- _TASK INSTRUCTIONS_
Drop the pictures, then extract the listing word for word.

-- START EXERCISE MATERIAL --

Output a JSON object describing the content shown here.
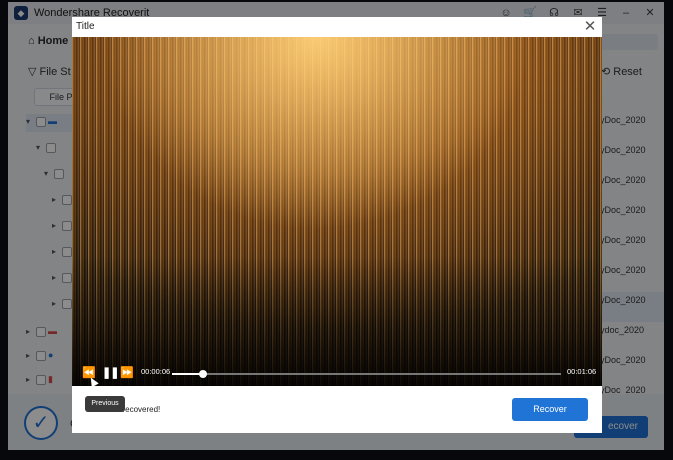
{
  "app": {
    "title": "Wondershare Recoverit",
    "home_label": "Home",
    "filter_label": "File St",
    "reset_label": "Reset",
    "path_button": "File P",
    "bottom_letter": "C",
    "recover_button": "ecover"
  },
  "file_list": [
    "yDoc_2020",
    "yDoc_2020",
    "yDoc_2020",
    "yDoc_2020",
    "yDoc_2020",
    "yDoc_2020",
    "yDoc_2020",
    "ydoc_2020",
    "yDoc_2020",
    "yDoc_2020"
  ],
  "modal": {
    "title": "Title",
    "close_glyph": "✕",
    "current_time": "00:00:06",
    "duration": "00:01:06",
    "progress_fraction": 0.08,
    "info_text": "les to be recovered!",
    "recover_button": "Recover",
    "tooltip": "Previous"
  },
  "icons": {
    "rewind": "⏪",
    "pause": "❚❚",
    "forward": "⏩",
    "accent": "#1f74d6"
  }
}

-- END EXERCISE MATERIAL --

- _IN RESPONSE_
Output a JSON object describing the content shown here.
{
  "app": {
    "title": "Wondershare Recoverit",
    "home_label": "Home",
    "filter_label": "File St",
    "reset_label": "Reset",
    "path_button": "File P",
    "bottom_letter": "C",
    "recover_button": "ecover"
  },
  "file_list": [
    "yDoc_2020",
    "yDoc_2020",
    "yDoc_2020",
    "yDoc_2020",
    "yDoc_2020",
    "yDoc_2020",
    "yDoc_2020",
    "ydoc_2020",
    "yDoc_2020",
    "yDoc_2020"
  ],
  "modal": {
    "title": "Title",
    "close_glyph": "✕",
    "current_time": "00:00:06",
    "duration": "00:01:06",
    "progress_fraction": 0.08,
    "info_text": "les to be recovered!",
    "recover_button": "Recover",
    "tooltip": "Previous"
  },
  "icons": {
    "rewind": "⏪",
    "pause": "❚❚",
    "forward": "⏩",
    "accent": "#1f74d6"
  }
}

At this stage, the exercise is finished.